• _EXERCISE AIM_
Repeat every line of the data exactly, but not the pictures.

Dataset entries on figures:
══════

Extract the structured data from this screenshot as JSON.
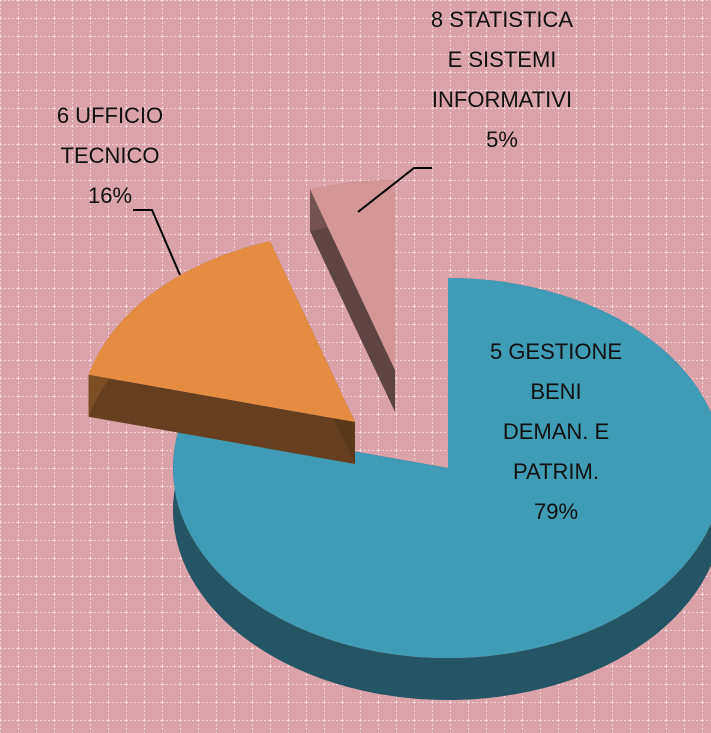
{
  "chart_data": {
    "type": "pie",
    "categories": [
      "5 GESTIONE BENI DEMAN. E PATRIM.",
      "6 UFFICIO TECNICO",
      "8 STATISTICA E SISTEMI INFORMATIVI"
    ],
    "values": [
      79,
      16,
      5
    ],
    "value_labels": [
      "79%",
      "16%",
      "5%"
    ],
    "colors": [
      "#3f9bb6",
      "#e48d42",
      "#d49696"
    ]
  }
}
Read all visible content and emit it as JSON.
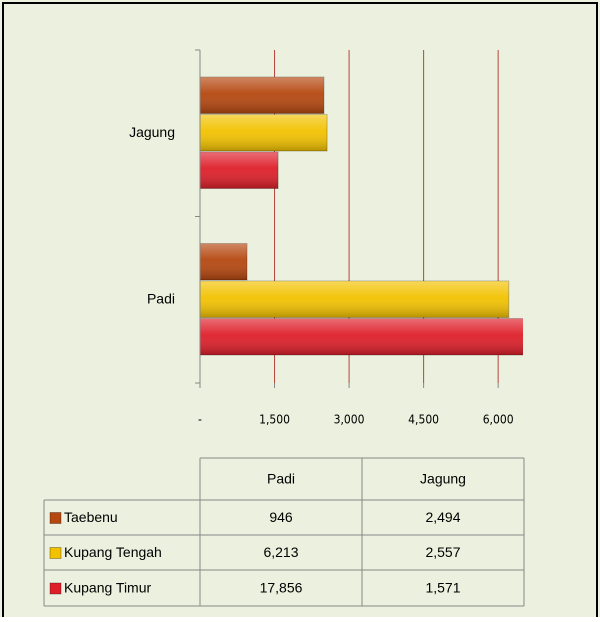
{
  "chart_data": {
    "type": "bar",
    "orientation": "horizontal",
    "categories": [
      "Padi",
      "Jagung"
    ],
    "series": [
      {
        "name": "Taebenu",
        "color": "#b5470f",
        "values": [
          946,
          2494
        ],
        "value_labels": [
          "946",
          "2,494"
        ]
      },
      {
        "name": "Kupang Tengah",
        "color": "#f2c200",
        "values": [
          6213,
          2557
        ],
        "value_labels": [
          "6,213",
          "2,557"
        ]
      },
      {
        "name": "Kupang Timur",
        "color": "#de1f2a",
        "values": [
          17856,
          1571
        ],
        "value_labels": [
          "17,856",
          "1,571"
        ]
      }
    ],
    "xlim": [
      0,
      6500
    ],
    "xticks": [
      {
        "value": 0,
        "label": "-"
      },
      {
        "value": 1500,
        "label": "1,500"
      },
      {
        "value": 3000,
        "label": "3,000"
      },
      {
        "value": 4500,
        "label": "4,500"
      },
      {
        "value": 6000,
        "label": "6,000"
      }
    ],
    "grid": true,
    "data_table": true
  }
}
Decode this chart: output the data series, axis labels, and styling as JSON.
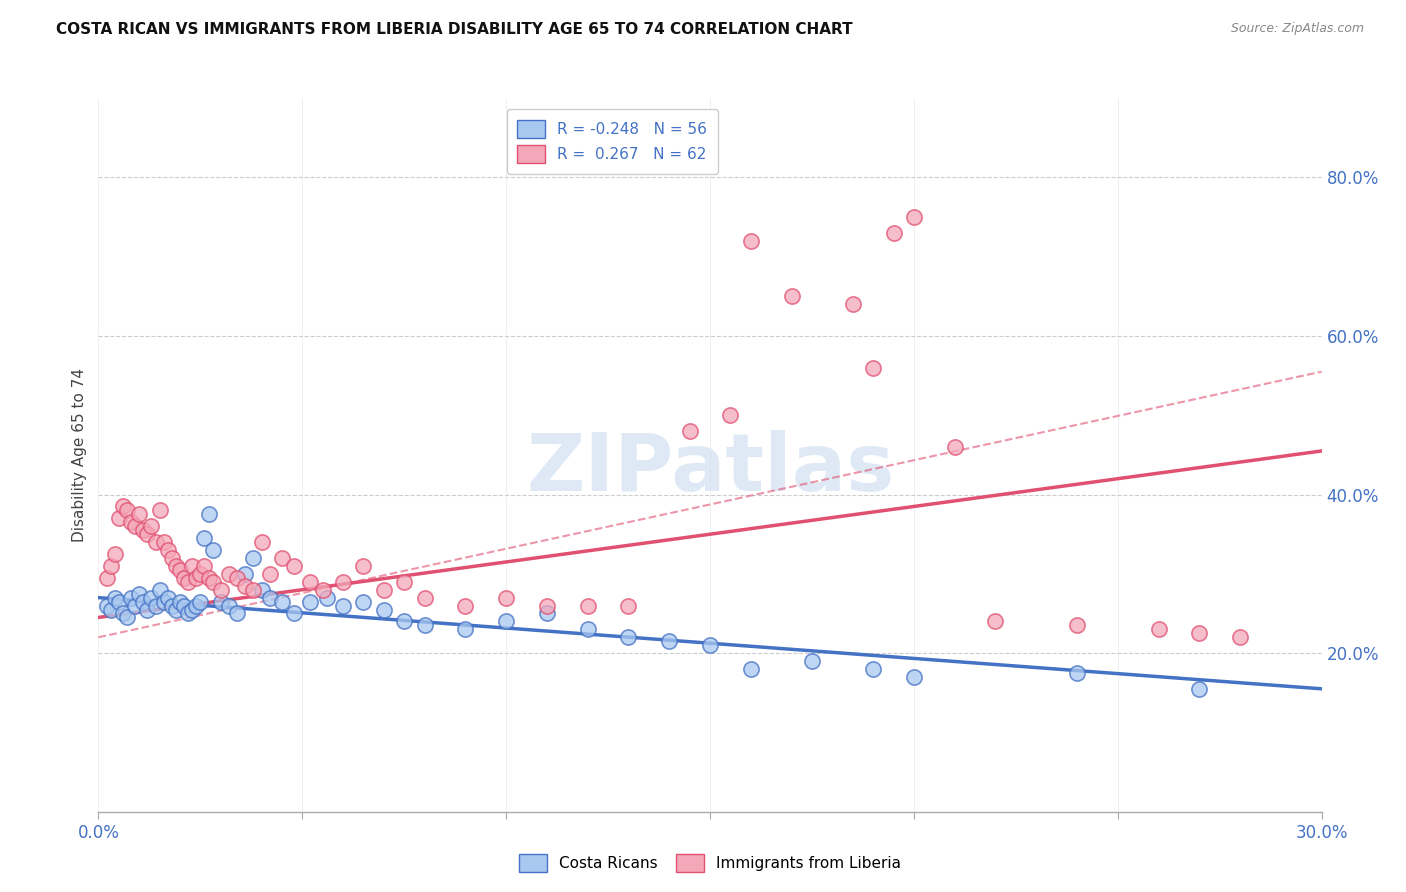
{
  "title": "COSTA RICAN VS IMMIGRANTS FROM LIBERIA DISABILITY AGE 65 TO 74 CORRELATION CHART",
  "source": "Source: ZipAtlas.com",
  "ylabel": "Disability Age 65 to 74",
  "xlim": [
    0.0,
    0.3
  ],
  "ylim": [
    0.0,
    0.9
  ],
  "xtick_positions": [
    0.0,
    0.05,
    0.1,
    0.15,
    0.2,
    0.25,
    0.3
  ],
  "xticklabels": [
    "0.0%",
    "",
    "",
    "",
    "",
    "",
    "30.0%"
  ],
  "yticks_right": [
    0.2,
    0.4,
    0.6,
    0.8
  ],
  "ytick_right_labels": [
    "20.0%",
    "40.0%",
    "60.0%",
    "80.0%"
  ],
  "legend_r1_text": "R = -0.248   N = 56",
  "legend_r2_text": "R =  0.267   N = 62",
  "color_blue_fill": "#A8C8F0",
  "color_blue_edge": "#4472C4",
  "color_pink_fill": "#F4A7B9",
  "color_pink_edge": "#E05070",
  "watermark_text": "ZIPatlas",
  "watermark_color": "#C5D8F0",
  "grid_color": "#CCCCCC",
  "bg_color": "#FFFFFF",
  "blue_trend": [
    0.27,
    0.155
  ],
  "pink_solid_trend": [
    0.245,
    0.455
  ],
  "pink_dashed_trend": [
    0.22,
    0.555
  ],
  "costa_ricans_x": [
    0.002,
    0.003,
    0.004,
    0.005,
    0.006,
    0.007,
    0.008,
    0.009,
    0.01,
    0.011,
    0.012,
    0.013,
    0.014,
    0.015,
    0.016,
    0.017,
    0.018,
    0.019,
    0.02,
    0.021,
    0.022,
    0.023,
    0.024,
    0.025,
    0.026,
    0.027,
    0.028,
    0.03,
    0.032,
    0.034,
    0.036,
    0.038,
    0.04,
    0.042,
    0.045,
    0.048,
    0.052,
    0.056,
    0.06,
    0.065,
    0.07,
    0.075,
    0.08,
    0.09,
    0.1,
    0.11,
    0.12,
    0.13,
    0.14,
    0.15,
    0.16,
    0.175,
    0.19,
    0.2,
    0.24,
    0.27
  ],
  "costa_ricans_y": [
    0.26,
    0.255,
    0.27,
    0.265,
    0.25,
    0.245,
    0.27,
    0.26,
    0.275,
    0.265,
    0.255,
    0.27,
    0.26,
    0.28,
    0.265,
    0.27,
    0.26,
    0.255,
    0.265,
    0.26,
    0.25,
    0.255,
    0.26,
    0.265,
    0.345,
    0.375,
    0.33,
    0.265,
    0.26,
    0.25,
    0.3,
    0.32,
    0.28,
    0.27,
    0.265,
    0.25,
    0.265,
    0.27,
    0.26,
    0.265,
    0.255,
    0.24,
    0.235,
    0.23,
    0.24,
    0.25,
    0.23,
    0.22,
    0.215,
    0.21,
    0.18,
    0.19,
    0.18,
    0.17,
    0.175,
    0.155
  ],
  "liberia_x": [
    0.002,
    0.003,
    0.004,
    0.005,
    0.006,
    0.007,
    0.008,
    0.009,
    0.01,
    0.011,
    0.012,
    0.013,
    0.014,
    0.015,
    0.016,
    0.017,
    0.018,
    0.019,
    0.02,
    0.021,
    0.022,
    0.023,
    0.024,
    0.025,
    0.026,
    0.027,
    0.028,
    0.03,
    0.032,
    0.034,
    0.036,
    0.038,
    0.04,
    0.042,
    0.045,
    0.048,
    0.052,
    0.055,
    0.06,
    0.065,
    0.07,
    0.075,
    0.08,
    0.09,
    0.1,
    0.11,
    0.12,
    0.13,
    0.145,
    0.155,
    0.16,
    0.17,
    0.185,
    0.19,
    0.195,
    0.2,
    0.21,
    0.22,
    0.24,
    0.26,
    0.27,
    0.28
  ],
  "liberia_y": [
    0.295,
    0.31,
    0.325,
    0.37,
    0.385,
    0.38,
    0.365,
    0.36,
    0.375,
    0.355,
    0.35,
    0.36,
    0.34,
    0.38,
    0.34,
    0.33,
    0.32,
    0.31,
    0.305,
    0.295,
    0.29,
    0.31,
    0.295,
    0.3,
    0.31,
    0.295,
    0.29,
    0.28,
    0.3,
    0.295,
    0.285,
    0.28,
    0.34,
    0.3,
    0.32,
    0.31,
    0.29,
    0.28,
    0.29,
    0.31,
    0.28,
    0.29,
    0.27,
    0.26,
    0.27,
    0.26,
    0.26,
    0.26,
    0.48,
    0.5,
    0.72,
    0.65,
    0.64,
    0.56,
    0.73,
    0.75,
    0.46,
    0.24,
    0.235,
    0.23,
    0.225,
    0.22
  ]
}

══════

• _FINISHED TASK_
Extract the structured data from this screenshot as JSON.
{
  "chart_data": {
    "type": "pie",
    "categories": [
      "5 GESTIONE BENI DEMAN. E PATRIM.",
      "6 UFFICIO TECNICO",
      "8 STATISTICA E SISTEMI INFORMATIVI"
    ],
    "values": [
      79,
      16,
      5
    ],
    "value_labels": [
      "79%",
      "16%",
      "5%"
    ],
    "colors": [
      "#3f9bb6",
      "#e48d42",
      "#d49696"
    ]
  }
}
Read all visible content and emit it as JSON.
{
  "chart_data": {
    "type": "bar",
    "orientation": "horizontal",
    "categories": [
      "Padi",
      "Jagung"
    ],
    "series": [
      {
        "name": "Taebenu",
        "color": "#b5470f",
        "values": [
          946,
          2494
        ],
        "value_labels": [
          "946",
          "2,494"
        ]
      },
      {
        "name": "Kupang Tengah",
        "color": "#f2c200",
        "values": [
          6213,
          2557
        ],
        "value_labels": [
          "6,213",
          "2,557"
        ]
      },
      {
        "name": "Kupang Timur",
        "color": "#de1f2a",
        "values": [
          17856,
          1571
        ],
        "value_labels": [
          "17,856",
          "1,571"
        ]
      }
    ],
    "xlim": [
      0,
      6500
    ],
    "xticks": [
      {
        "value": 0,
        "label": "-"
      },
      {
        "value": 1500,
        "label": "1,500"
      },
      {
        "value": 3000,
        "label": "3,000"
      },
      {
        "value": 4500,
        "label": "4,500"
      },
      {
        "value": 6000,
        "label": "6,000"
      }
    ],
    "grid": true,
    "data_table": true
  }
}
Decode this chart: output the data series, axis labels, and styling as JSON.
{
  "title": "COSTA RICAN VS IMMIGRANTS FROM LIBERIA DISABILITY AGE 65 TO 74 CORRELATION CHART",
  "source": "Source: ZipAtlas.com",
  "ylabel": "Disability Age 65 to 74",
  "xlim": [
    0.0,
    0.3
  ],
  "ylim": [
    0.0,
    0.9
  ],
  "xtick_positions": [
    0.0,
    0.05,
    0.1,
    0.15,
    0.2,
    0.25,
    0.3
  ],
  "xticklabels": [
    "0.0%",
    "",
    "",
    "",
    "",
    "",
    "30.0%"
  ],
  "yticks_right": [
    0.2,
    0.4,
    0.6,
    0.8
  ],
  "ytick_right_labels": [
    "20.0%",
    "40.0%",
    "60.0%",
    "80.0%"
  ],
  "legend_r1_text": "R = -0.248   N = 56",
  "legend_r2_text": "R =  0.267   N = 62",
  "color_blue_fill": "#A8C8F0",
  "color_blue_edge": "#4472C4",
  "color_pink_fill": "#F4A7B9",
  "color_pink_edge": "#E05070",
  "watermark_text": "ZIPatlas",
  "watermark_color": "#C5D8F0",
  "grid_color": "#CCCCCC",
  "bg_color": "#FFFFFF",
  "blue_trend": [
    0.27,
    0.155
  ],
  "pink_solid_trend": [
    0.245,
    0.455
  ],
  "pink_dashed_trend": [
    0.22,
    0.555
  ],
  "costa_ricans_x": [
    0.002,
    0.003,
    0.004,
    0.005,
    0.006,
    0.007,
    0.008,
    0.009,
    0.01,
    0.011,
    0.012,
    0.013,
    0.014,
    0.015,
    0.016,
    0.017,
    0.018,
    0.019,
    0.02,
    0.021,
    0.022,
    0.023,
    0.024,
    0.025,
    0.026,
    0.027,
    0.028,
    0.03,
    0.032,
    0.034,
    0.036,
    0.038,
    0.04,
    0.042,
    0.045,
    0.048,
    0.052,
    0.056,
    0.06,
    0.065,
    0.07,
    0.075,
    0.08,
    0.09,
    0.1,
    0.11,
    0.12,
    0.13,
    0.14,
    0.15,
    0.16,
    0.175,
    0.19,
    0.2,
    0.24,
    0.27
  ],
  "costa_ricans_y": [
    0.26,
    0.255,
    0.27,
    0.265,
    0.25,
    0.245,
    0.27,
    0.26,
    0.275,
    0.265,
    0.255,
    0.27,
    0.26,
    0.28,
    0.265,
    0.27,
    0.26,
    0.255,
    0.265,
    0.26,
    0.25,
    0.255,
    0.26,
    0.265,
    0.345,
    0.375,
    0.33,
    0.265,
    0.26,
    0.25,
    0.3,
    0.32,
    0.28,
    0.27,
    0.265,
    0.25,
    0.265,
    0.27,
    0.26,
    0.265,
    0.255,
    0.24,
    0.235,
    0.23,
    0.24,
    0.25,
    0.23,
    0.22,
    0.215,
    0.21,
    0.18,
    0.19,
    0.18,
    0.17,
    0.175,
    0.155
  ],
  "liberia_x": [
    0.002,
    0.003,
    0.004,
    0.005,
    0.006,
    0.007,
    0.008,
    0.009,
    0.01,
    0.011,
    0.012,
    0.013,
    0.014,
    0.015,
    0.016,
    0.017,
    0.018,
    0.019,
    0.02,
    0.021,
    0.022,
    0.023,
    0.024,
    0.025,
    0.026,
    0.027,
    0.028,
    0.03,
    0.032,
    0.034,
    0.036,
    0.038,
    0.04,
    0.042,
    0.045,
    0.048,
    0.052,
    0.055,
    0.06,
    0.065,
    0.07,
    0.075,
    0.08,
    0.09,
    0.1,
    0.11,
    0.12,
    0.13,
    0.145,
    0.155,
    0.16,
    0.17,
    0.185,
    0.19,
    0.195,
    0.2,
    0.21,
    0.22,
    0.24,
    0.26,
    0.27,
    0.28
  ],
  "liberia_y": [
    0.295,
    0.31,
    0.325,
    0.37,
    0.385,
    0.38,
    0.365,
    0.36,
    0.375,
    0.355,
    0.35,
    0.36,
    0.34,
    0.38,
    0.34,
    0.33,
    0.32,
    0.31,
    0.305,
    0.295,
    0.29,
    0.31,
    0.295,
    0.3,
    0.31,
    0.295,
    0.29,
    0.28,
    0.3,
    0.295,
    0.285,
    0.28,
    0.34,
    0.3,
    0.32,
    0.31,
    0.29,
    0.28,
    0.29,
    0.31,
    0.28,
    0.29,
    0.27,
    0.26,
    0.27,
    0.26,
    0.26,
    0.26,
    0.48,
    0.5,
    0.72,
    0.65,
    0.64,
    0.56,
    0.73,
    0.75,
    0.46,
    0.24,
    0.235,
    0.23,
    0.225,
    0.22
  ]
}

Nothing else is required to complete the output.